■ **WHAT IS ASKED**
Only lines holding the word "SK일렉링크" should be copied from the material.

■ **TASK MATERIAL**
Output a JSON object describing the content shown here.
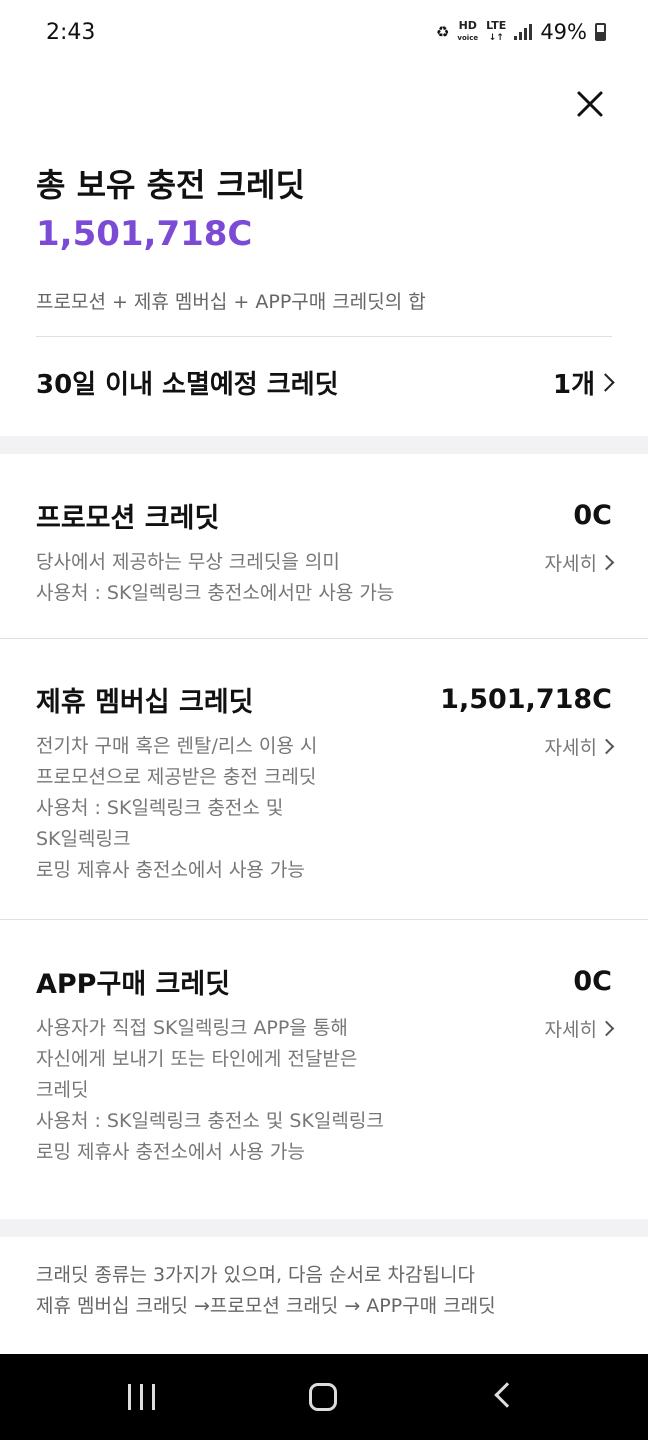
{
  "status_bar": {
    "time": "2:43",
    "battery": "49%",
    "hd_label": "HD",
    "voice_label": "voice",
    "lte_label": "LTE"
  },
  "summary": {
    "title": "총 보유 충전 크레딧",
    "amount": "1,501,718C",
    "amount_color": "#7b4bd6",
    "description": "프로모션 + 제휴 멤버십 + APP구매 크레딧의 합",
    "expire_label": "30일 이내 소멸예정 크레딧",
    "expire_count": "1개"
  },
  "sections": [
    {
      "title": "프로모션 크레딧",
      "value": "0C",
      "link": "자세히",
      "lines": [
        "당사에서 제공하는 무상 크레딧을 의미",
        "사용처 : SK일렉링크 충전소에서만 사용 가능"
      ]
    },
    {
      "title": "제휴 멤버십 크레딧",
      "value": "1,501,718C",
      "link": "자세히",
      "lines": [
        "전기차 구매 혹은 렌탈/리스 이용 시",
        "프로모션으로 제공받은 충전 크레딧",
        "사용처 : SK일렉링크 충전소 및",
        "SK일렉링크",
        "로밍 제휴사 충전소에서 사용 가능"
      ]
    },
    {
      "title": "APP구매 크레딧",
      "value": "0C",
      "link": "자세히",
      "lines": [
        "사용자가 직접 SK일렉링크 APP을 통해",
        "자신에게 보내기 또는 타인에게 전달받은",
        "크레딧",
        "사용처 : SK일렉링크 충전소 및 SK일렉링크",
        "로밍 제휴사 충전소에서 사용 가능"
      ]
    }
  ],
  "footer": {
    "line1": "크래딧 종류는 3가지가 있으며, 다음 순서로 차감됩니다",
    "line2": "제휴 멤버십 크래딧 →프로모션 크래딧 → APP구매 크래딧"
  }
}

■ **THE RESPONSE**
        "사용처 : SK일렉링크 충전소에서만 사용 가능"
        "사용처 : SK일렉링크 충전소 및",
        "SK일렉링크",
        "사용자가 직접 SK일렉링크 APP을 통해",
        "사용처 : SK일렉링크 충전소 및 SK일렉링크",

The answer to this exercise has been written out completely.